*Source*:
5.21.2010

look at it or away from it

The past couple weeks Iron Horse has begun working with Koda on trailer loading. Patty mentioned when they started he was truly scared of being in the trailer. Not a surprise. She carefully explained sometimes horses outsmart methods, and Koda had done just that. The gradual “load/backup/reload” method we used to train him wasn’t going to work anymore. They needed to change methods, and were successful using the end of a crop when he would bolt out without being asked. She said it took about three times, and he opted to stand inside instead of getting thumped on his butt. Wouldn’t be my first choice of methods, and it wasn’t theirs either – but, he has to be loadable - for his own good. She was happy to see he respected the trailer butt strap, and moves forward when he comes in contact with it. Now he waits to be asked to back out. Patty said he will likely always be a two person loading horse that has to get unlatched first, door open second, and then butt strap undone with a person inside holding a lead rope ready to ask him to back out. If that’s the worst of it, I can live with it, and apparently so can Koda.

*Required task*: According to the trailer-loading post, about how many times did it take before Koda chose to stand inside the trailer rather than bolt out?

*Record extracts*:
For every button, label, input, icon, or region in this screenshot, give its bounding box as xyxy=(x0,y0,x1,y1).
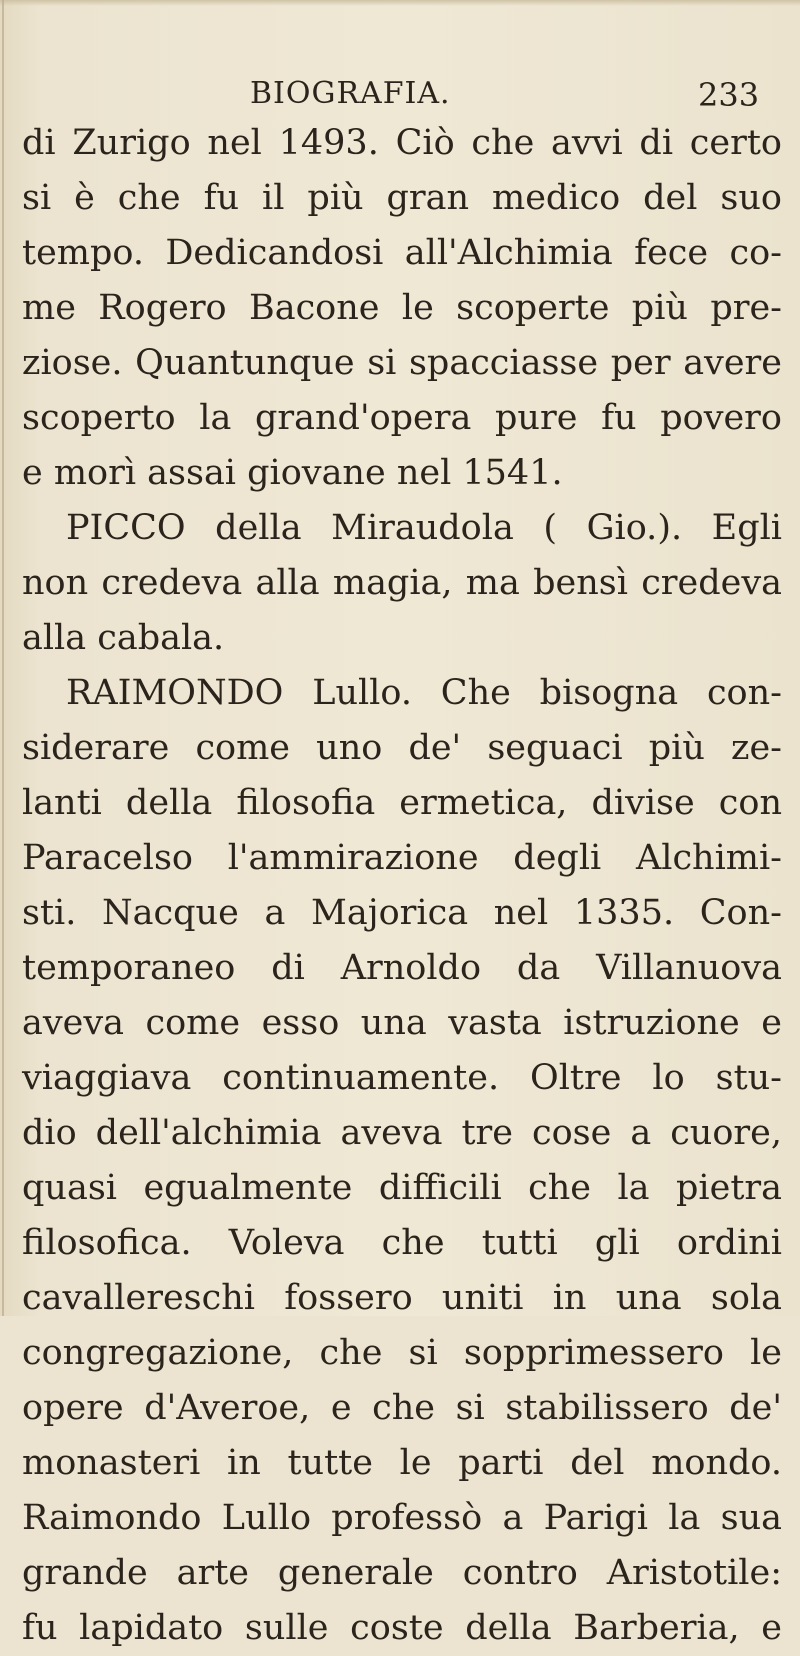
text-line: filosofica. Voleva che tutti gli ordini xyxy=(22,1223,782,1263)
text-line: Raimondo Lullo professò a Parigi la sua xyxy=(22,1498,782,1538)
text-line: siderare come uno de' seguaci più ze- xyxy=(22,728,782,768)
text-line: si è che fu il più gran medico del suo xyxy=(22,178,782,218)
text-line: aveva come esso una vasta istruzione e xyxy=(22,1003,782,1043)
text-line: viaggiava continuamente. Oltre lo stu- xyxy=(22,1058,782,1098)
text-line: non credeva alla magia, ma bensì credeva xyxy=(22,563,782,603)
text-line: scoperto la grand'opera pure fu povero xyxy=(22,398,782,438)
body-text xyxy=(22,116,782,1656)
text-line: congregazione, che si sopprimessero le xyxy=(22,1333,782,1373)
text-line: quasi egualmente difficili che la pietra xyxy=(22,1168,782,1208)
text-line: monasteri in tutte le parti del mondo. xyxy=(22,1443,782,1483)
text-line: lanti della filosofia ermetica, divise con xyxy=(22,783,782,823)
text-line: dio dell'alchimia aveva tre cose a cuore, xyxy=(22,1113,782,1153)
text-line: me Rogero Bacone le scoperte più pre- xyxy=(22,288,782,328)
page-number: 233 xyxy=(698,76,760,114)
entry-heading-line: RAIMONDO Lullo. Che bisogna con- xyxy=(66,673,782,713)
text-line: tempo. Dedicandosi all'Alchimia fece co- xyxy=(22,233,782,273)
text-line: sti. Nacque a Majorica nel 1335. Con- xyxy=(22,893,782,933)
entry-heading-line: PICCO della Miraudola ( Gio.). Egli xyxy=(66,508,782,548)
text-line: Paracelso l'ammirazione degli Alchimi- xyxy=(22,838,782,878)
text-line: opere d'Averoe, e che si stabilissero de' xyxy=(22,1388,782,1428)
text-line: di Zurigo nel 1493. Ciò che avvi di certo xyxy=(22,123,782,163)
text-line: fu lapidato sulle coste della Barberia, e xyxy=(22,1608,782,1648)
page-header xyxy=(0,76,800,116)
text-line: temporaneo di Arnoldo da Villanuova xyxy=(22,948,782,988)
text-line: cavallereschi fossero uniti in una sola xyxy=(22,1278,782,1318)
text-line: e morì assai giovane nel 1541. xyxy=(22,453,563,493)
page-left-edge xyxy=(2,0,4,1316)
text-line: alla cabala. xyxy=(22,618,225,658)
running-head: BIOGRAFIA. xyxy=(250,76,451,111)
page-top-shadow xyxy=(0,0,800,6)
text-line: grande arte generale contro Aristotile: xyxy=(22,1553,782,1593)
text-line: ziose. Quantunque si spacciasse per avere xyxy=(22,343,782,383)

---

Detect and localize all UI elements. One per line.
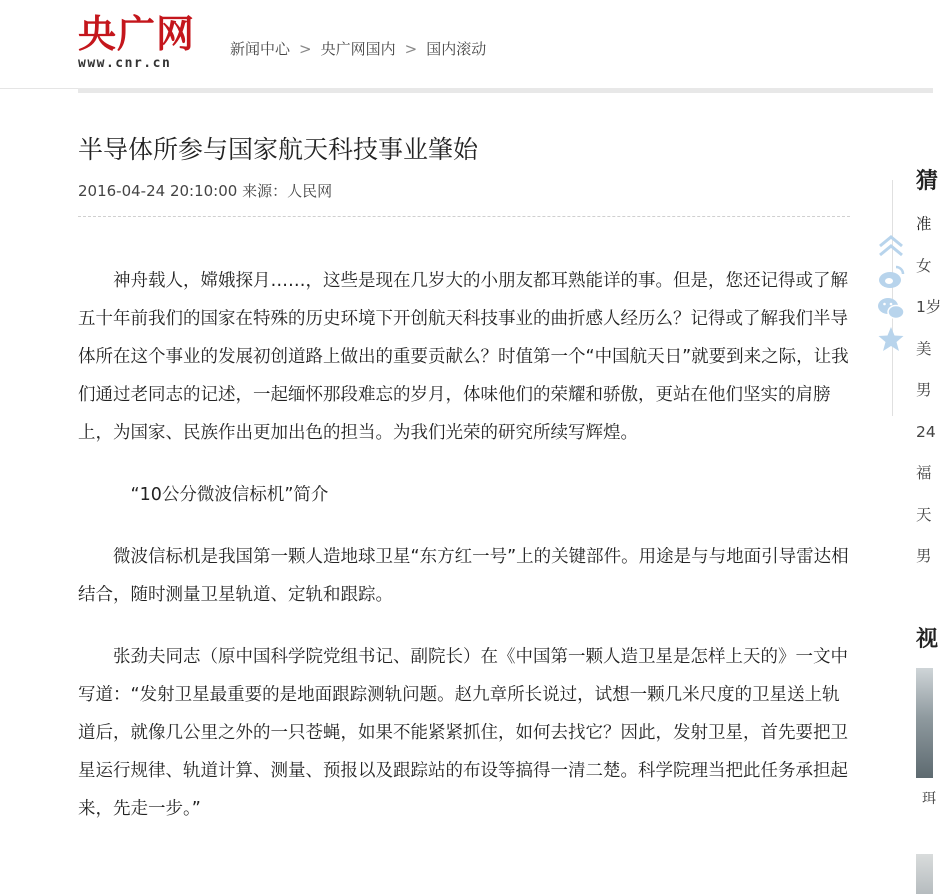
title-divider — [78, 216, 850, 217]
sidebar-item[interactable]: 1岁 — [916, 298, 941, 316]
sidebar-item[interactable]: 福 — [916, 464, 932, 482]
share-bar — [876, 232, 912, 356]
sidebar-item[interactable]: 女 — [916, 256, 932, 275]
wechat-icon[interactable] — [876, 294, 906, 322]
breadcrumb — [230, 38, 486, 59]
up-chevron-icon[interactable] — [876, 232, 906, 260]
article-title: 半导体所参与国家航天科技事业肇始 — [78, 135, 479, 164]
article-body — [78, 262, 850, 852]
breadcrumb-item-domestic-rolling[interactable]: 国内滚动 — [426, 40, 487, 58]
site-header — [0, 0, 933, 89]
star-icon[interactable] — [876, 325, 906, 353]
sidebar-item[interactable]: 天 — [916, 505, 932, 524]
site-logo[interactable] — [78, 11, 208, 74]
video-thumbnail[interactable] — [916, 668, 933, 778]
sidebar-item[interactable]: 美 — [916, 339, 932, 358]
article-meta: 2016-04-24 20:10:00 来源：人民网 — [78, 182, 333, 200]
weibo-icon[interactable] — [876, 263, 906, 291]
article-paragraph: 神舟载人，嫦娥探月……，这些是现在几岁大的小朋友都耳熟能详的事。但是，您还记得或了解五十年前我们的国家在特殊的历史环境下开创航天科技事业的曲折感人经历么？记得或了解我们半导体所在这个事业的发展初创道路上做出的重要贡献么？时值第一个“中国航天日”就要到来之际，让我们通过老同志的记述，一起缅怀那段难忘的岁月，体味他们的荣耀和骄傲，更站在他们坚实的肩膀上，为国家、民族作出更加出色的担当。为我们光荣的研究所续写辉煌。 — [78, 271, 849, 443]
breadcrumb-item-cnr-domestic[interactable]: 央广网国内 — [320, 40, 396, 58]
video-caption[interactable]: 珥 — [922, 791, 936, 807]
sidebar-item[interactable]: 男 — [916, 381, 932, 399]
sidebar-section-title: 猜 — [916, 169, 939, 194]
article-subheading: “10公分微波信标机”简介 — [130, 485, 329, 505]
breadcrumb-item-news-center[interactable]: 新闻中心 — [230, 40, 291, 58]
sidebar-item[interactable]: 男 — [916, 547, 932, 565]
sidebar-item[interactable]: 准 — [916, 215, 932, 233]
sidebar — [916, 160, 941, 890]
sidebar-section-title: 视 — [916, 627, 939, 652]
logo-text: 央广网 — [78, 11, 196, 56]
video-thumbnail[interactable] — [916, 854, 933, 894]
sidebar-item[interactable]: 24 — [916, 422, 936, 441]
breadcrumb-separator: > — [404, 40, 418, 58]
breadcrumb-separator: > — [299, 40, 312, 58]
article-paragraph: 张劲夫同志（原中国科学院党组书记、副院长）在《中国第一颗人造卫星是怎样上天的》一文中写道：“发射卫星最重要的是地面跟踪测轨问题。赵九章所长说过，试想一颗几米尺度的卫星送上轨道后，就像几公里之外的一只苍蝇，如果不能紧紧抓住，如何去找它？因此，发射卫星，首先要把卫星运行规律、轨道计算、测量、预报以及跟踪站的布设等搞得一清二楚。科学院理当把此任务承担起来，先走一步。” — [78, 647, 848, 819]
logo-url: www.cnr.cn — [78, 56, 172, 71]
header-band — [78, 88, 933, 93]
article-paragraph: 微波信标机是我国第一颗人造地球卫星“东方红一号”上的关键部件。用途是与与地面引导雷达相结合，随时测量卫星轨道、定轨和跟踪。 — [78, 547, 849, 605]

*The response*: About three times.